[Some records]
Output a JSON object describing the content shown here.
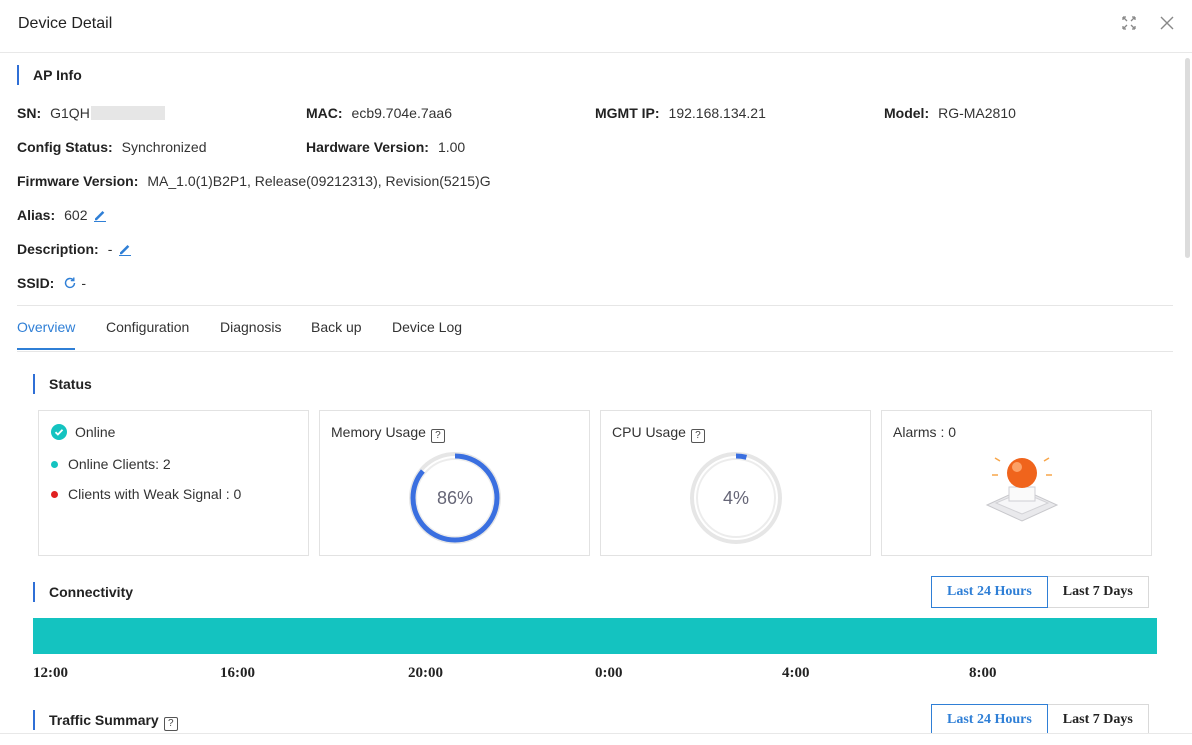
{
  "dialog": {
    "title": "Device Detail"
  },
  "ap_info": {
    "title": "AP Info",
    "sn_label": "SN:",
    "sn_value": "G1QH",
    "mac_label": "MAC:",
    "mac_value": "ecb9.704e.7aa6",
    "mgmt_label": "MGMT IP:",
    "mgmt_value": "192.168.134.21",
    "model_label": "Model:",
    "model_value": "RG-MA2810",
    "config_label": "Config Status:",
    "config_value": "Synchronized",
    "hw_label": "Hardware Version:",
    "hw_value": "1.00",
    "fw_label": "Firmware Version:",
    "fw_value": "MA_1.0(1)B2P1, Release(09212313), Revision(5215)G",
    "alias_label": "Alias:",
    "alias_value": "602",
    "desc_label": "Description:",
    "desc_value": "-",
    "ssid_label": "SSID:",
    "ssid_value": "-"
  },
  "tabs": [
    "Overview",
    "Configuration",
    "Diagnosis",
    "Back up",
    "Device Log"
  ],
  "status": {
    "title": "Status",
    "online_label": "Online",
    "online_clients": "Online Clients: 2",
    "weak_signal": "Clients with Weak Signal : 0",
    "memory_title": "Memory Usage",
    "memory_value": "86%",
    "memory_fraction": 0.86,
    "cpu_title": "CPU Usage",
    "cpu_value": "4%",
    "cpu_fraction": 0.04,
    "alarms_title": "Alarms : 0",
    "help_glyph": "?"
  },
  "connectivity": {
    "title": "Connectivity",
    "btn_24h": "Last 24 Hours",
    "btn_7d": "Last 7 Days",
    "ticks": [
      "12:00",
      "16:00",
      "20:00",
      "0:00",
      "4:00",
      "8:00"
    ]
  },
  "traffic": {
    "title": "Traffic Summary",
    "btn_24h": "Last 24 Hours",
    "btn_7d": "Last 7 Days"
  },
  "colors": {
    "accent": "#2f7fd6",
    "online": "#14c3c0",
    "weak": "#e02020",
    "gauge_memory": "#3a6fe0",
    "gauge_cpu": "#3a6fe0"
  }
}
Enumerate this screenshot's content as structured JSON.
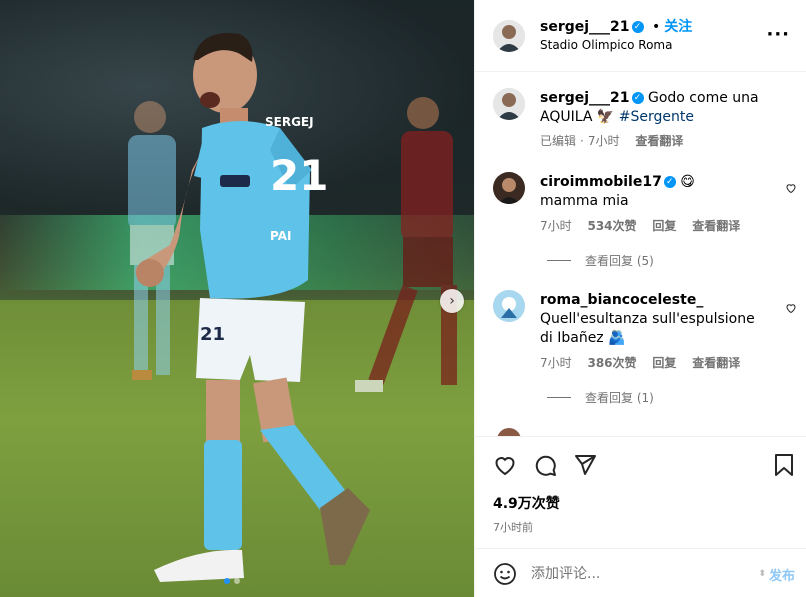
{
  "post": {
    "author": "sergej___21",
    "follow_label": "关注",
    "dot": "•",
    "location": "Stadio Olimpico Roma",
    "more_icon": "more-horizontal-icon"
  },
  "caption": {
    "author": "sergej___21",
    "text_before": "Godo come una AQUILA",
    "emoji": "🦅",
    "hashtag": "#Sergente",
    "edited": "已编辑",
    "time": "7小时",
    "translate": "查看翻译"
  },
  "comments": [
    {
      "author": "ciroimmobile17",
      "emoji": "😋",
      "text": "mamma mia",
      "time": "7小时",
      "likes": "534次赞",
      "reply": "回复",
      "translate": "查看翻译",
      "view_replies": "查看回复 (5)"
    },
    {
      "author": "roma_biancoceleste_",
      "text": "Quell'esultanza sull'espulsione di Ibañez",
      "emoji": "🫂",
      "time": "7小时",
      "likes": "386次赞",
      "reply": "回复",
      "translate": "查看翻译",
      "view_replies": "查看回复 (1)"
    }
  ],
  "stats": {
    "likes": "4.9万次赞",
    "time_ago": "7小时前"
  },
  "composer": {
    "placeholder": "添加评论...",
    "post_label": "发布"
  }
}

**Task requirements**: Quote the material in full and exactly; do not carry over its pictures.

**Task response**:
Output a JSON object describing the content shown here.
{
  "dialog": {
    "title": "Device Detail"
  },
  "ap_info": {
    "title": "AP Info",
    "sn_label": "SN:",
    "sn_value": "G1QH",
    "mac_label": "MAC:",
    "mac_value": "ecb9.704e.7aa6",
    "mgmt_label": "MGMT IP:",
    "mgmt_value": "192.168.134.21",
    "model_label": "Model:",
    "model_value": "RG-MA2810",
    "config_label": "Config Status:",
    "config_value": "Synchronized",
    "hw_label": "Hardware Version:",
    "hw_value": "1.00",
    "fw_label": "Firmware Version:",
    "fw_value": "MA_1.0(1)B2P1, Release(09212313), Revision(5215)G",
    "alias_label": "Alias:",
    "alias_value": "602",
    "desc_label": "Description:",
    "desc_value": "-",
    "ssid_label": "SSID:",
    "ssid_value": "-"
  },
  "tabs": [
    "Overview",
    "Configuration",
    "Diagnosis",
    "Back up",
    "Device Log"
  ],
  "status": {
    "title": "Status",
    "online_label": "Online",
    "online_clients": "Online Clients: 2",
    "weak_signal": "Clients with Weak Signal : 0",
    "memory_title": "Memory Usage",
    "memory_value": "86%",
    "memory_fraction": 0.86,
    "cpu_title": "CPU Usage",
    "cpu_value": "4%",
    "cpu_fraction": 0.04,
    "alarms_title": "Alarms : 0",
    "help_glyph": "?"
  },
  "connectivity": {
    "title": "Connectivity",
    "btn_24h": "Last 24 Hours",
    "btn_7d": "Last 7 Days",
    "ticks": [
      "12:00",
      "16:00",
      "20:00",
      "0:00",
      "4:00",
      "8:00"
    ]
  },
  "traffic": {
    "title": "Traffic Summary",
    "btn_24h": "Last 24 Hours",
    "btn_7d": "Last 7 Days"
  },
  "colors": {
    "accent": "#2f7fd6",
    "online": "#14c3c0",
    "weak": "#e02020",
    "gauge_memory": "#3a6fe0",
    "gauge_cpu": "#3a6fe0"
  }
}
Enumerate this screenshot's content as structured JSON.
{
  "post": {
    "author": "sergej___21",
    "follow_label": "关注",
    "dot": "•",
    "location": "Stadio Olimpico Roma",
    "more_icon": "more-horizontal-icon"
  },
  "caption": {
    "author": "sergej___21",
    "text_before": "Godo come una AQUILA",
    "emoji": "🦅",
    "hashtag": "#Sergente",
    "edited": "已编辑",
    "time": "7小时",
    "translate": "查看翻译"
  },
  "comments": [
    {
      "author": "ciroimmobile17",
      "emoji": "😋",
      "text": "mamma mia",
      "time": "7小时",
      "likes": "534次赞",
      "reply": "回复",
      "translate": "查看翻译",
      "view_replies": "查看回复 (5)"
    },
    {
      "author": "roma_biancoceleste_",
      "text": "Quell'esultanza sull'espulsione di Ibañez",
      "emoji": "🫂",
      "time": "7小时",
      "likes": "386次赞",
      "reply": "回复",
      "translate": "查看翻译",
      "view_replies": "查看回复 (1)"
    }
  ],
  "stats": {
    "likes": "4.9万次赞",
    "time_ago": "7小时前"
  },
  "composer": {
    "placeholder": "添加评论...",
    "post_label": "发布"
  }
}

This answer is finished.